| Data to process |
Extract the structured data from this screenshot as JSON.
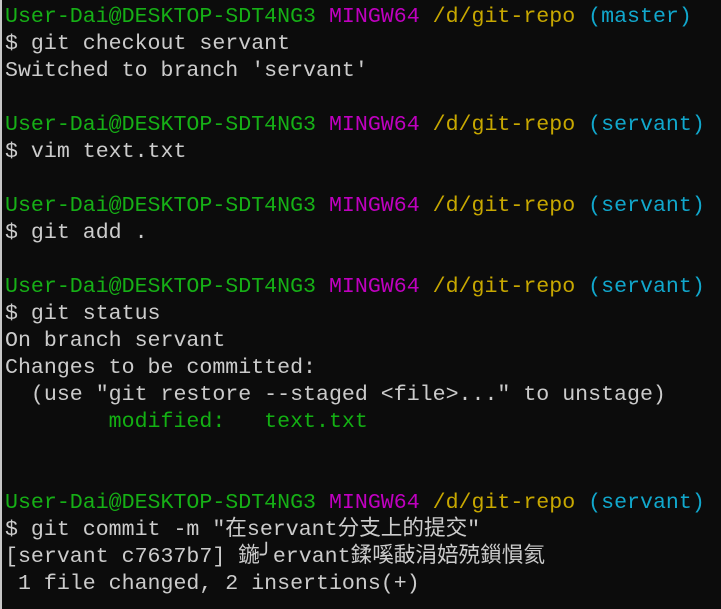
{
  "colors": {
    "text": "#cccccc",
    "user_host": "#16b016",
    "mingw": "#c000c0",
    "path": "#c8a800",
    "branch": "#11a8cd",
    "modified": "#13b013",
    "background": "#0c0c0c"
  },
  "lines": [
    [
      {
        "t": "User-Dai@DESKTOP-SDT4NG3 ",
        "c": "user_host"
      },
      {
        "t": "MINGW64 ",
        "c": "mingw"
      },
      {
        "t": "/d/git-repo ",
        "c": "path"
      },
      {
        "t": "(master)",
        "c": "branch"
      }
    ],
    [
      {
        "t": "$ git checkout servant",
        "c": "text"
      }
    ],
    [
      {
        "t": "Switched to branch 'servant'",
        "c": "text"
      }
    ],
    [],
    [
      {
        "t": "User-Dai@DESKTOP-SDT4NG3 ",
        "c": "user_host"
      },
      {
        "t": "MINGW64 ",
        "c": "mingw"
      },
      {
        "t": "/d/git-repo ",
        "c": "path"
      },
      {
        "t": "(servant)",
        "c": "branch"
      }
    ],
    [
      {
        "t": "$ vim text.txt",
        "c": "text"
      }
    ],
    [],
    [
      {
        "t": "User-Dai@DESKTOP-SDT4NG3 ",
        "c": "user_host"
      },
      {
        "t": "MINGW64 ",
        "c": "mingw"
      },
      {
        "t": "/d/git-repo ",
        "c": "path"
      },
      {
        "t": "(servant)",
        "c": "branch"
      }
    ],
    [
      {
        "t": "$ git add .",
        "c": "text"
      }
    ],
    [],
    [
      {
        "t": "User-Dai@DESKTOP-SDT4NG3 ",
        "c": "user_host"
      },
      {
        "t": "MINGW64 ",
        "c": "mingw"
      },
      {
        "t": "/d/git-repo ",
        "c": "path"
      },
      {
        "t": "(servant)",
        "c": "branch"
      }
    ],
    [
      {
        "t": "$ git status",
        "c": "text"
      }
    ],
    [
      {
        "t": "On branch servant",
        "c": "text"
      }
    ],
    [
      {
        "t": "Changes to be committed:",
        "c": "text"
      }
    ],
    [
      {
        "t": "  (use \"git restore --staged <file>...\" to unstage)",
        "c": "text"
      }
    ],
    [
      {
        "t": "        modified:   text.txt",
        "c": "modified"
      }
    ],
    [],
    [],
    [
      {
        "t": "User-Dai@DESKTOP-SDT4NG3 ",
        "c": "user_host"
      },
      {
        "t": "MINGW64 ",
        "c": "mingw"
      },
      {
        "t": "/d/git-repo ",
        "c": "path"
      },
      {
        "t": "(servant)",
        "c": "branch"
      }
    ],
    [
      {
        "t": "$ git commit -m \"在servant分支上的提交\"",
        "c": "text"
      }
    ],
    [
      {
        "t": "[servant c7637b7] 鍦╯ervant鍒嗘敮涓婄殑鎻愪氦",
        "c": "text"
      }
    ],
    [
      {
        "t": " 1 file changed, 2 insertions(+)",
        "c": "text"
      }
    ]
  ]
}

| Written problem |
Leave the pictures out, and transcribe each of the records exactly.

| Response for this exercise |
Extract the structured data from this screenshot as JSON.
{
  "colors": {
    "text": "#cccccc",
    "user_host": "#16b016",
    "mingw": "#c000c0",
    "path": "#c8a800",
    "branch": "#11a8cd",
    "modified": "#13b013",
    "background": "#0c0c0c"
  },
  "lines": [
    [
      {
        "t": "User-Dai@DESKTOP-SDT4NG3 ",
        "c": "user_host"
      },
      {
        "t": "MINGW64 ",
        "c": "mingw"
      },
      {
        "t": "/d/git-repo ",
        "c": "path"
      },
      {
        "t": "(master)",
        "c": "branch"
      }
    ],
    [
      {
        "t": "$ git checkout servant",
        "c": "text"
      }
    ],
    [
      {
        "t": "Switched to branch 'servant'",
        "c": "text"
      }
    ],
    [],
    [
      {
        "t": "User-Dai@DESKTOP-SDT4NG3 ",
        "c": "user_host"
      },
      {
        "t": "MINGW64 ",
        "c": "mingw"
      },
      {
        "t": "/d/git-repo ",
        "c": "path"
      },
      {
        "t": "(servant)",
        "c": "branch"
      }
    ],
    [
      {
        "t": "$ vim text.txt",
        "c": "text"
      }
    ],
    [],
    [
      {
        "t": "User-Dai@DESKTOP-SDT4NG3 ",
        "c": "user_host"
      },
      {
        "t": "MINGW64 ",
        "c": "mingw"
      },
      {
        "t": "/d/git-repo ",
        "c": "path"
      },
      {
        "t": "(servant)",
        "c": "branch"
      }
    ],
    [
      {
        "t": "$ git add .",
        "c": "text"
      }
    ],
    [],
    [
      {
        "t": "User-Dai@DESKTOP-SDT4NG3 ",
        "c": "user_host"
      },
      {
        "t": "MINGW64 ",
        "c": "mingw"
      },
      {
        "t": "/d/git-repo ",
        "c": "path"
      },
      {
        "t": "(servant)",
        "c": "branch"
      }
    ],
    [
      {
        "t": "$ git status",
        "c": "text"
      }
    ],
    [
      {
        "t": "On branch servant",
        "c": "text"
      }
    ],
    [
      {
        "t": "Changes to be committed:",
        "c": "text"
      }
    ],
    [
      {
        "t": "  (use \"git restore --staged <file>...\" to unstage)",
        "c": "text"
      }
    ],
    [
      {
        "t": "        modified:   text.txt",
        "c": "modified"
      }
    ],
    [],
    [],
    [
      {
        "t": "User-Dai@DESKTOP-SDT4NG3 ",
        "c": "user_host"
      },
      {
        "t": "MINGW64 ",
        "c": "mingw"
      },
      {
        "t": "/d/git-repo ",
        "c": "path"
      },
      {
        "t": "(servant)",
        "c": "branch"
      }
    ],
    [
      {
        "t": "$ git commit -m \"在servant分支上的提交\"",
        "c": "text"
      }
    ],
    [
      {
        "t": "[servant c7637b7] 鍦╯ervant鍒嗘敮涓婄殑鎻愪氦",
        "c": "text"
      }
    ],
    [
      {
        "t": " 1 file changed, 2 insertions(+)",
        "c": "text"
      }
    ]
  ]
}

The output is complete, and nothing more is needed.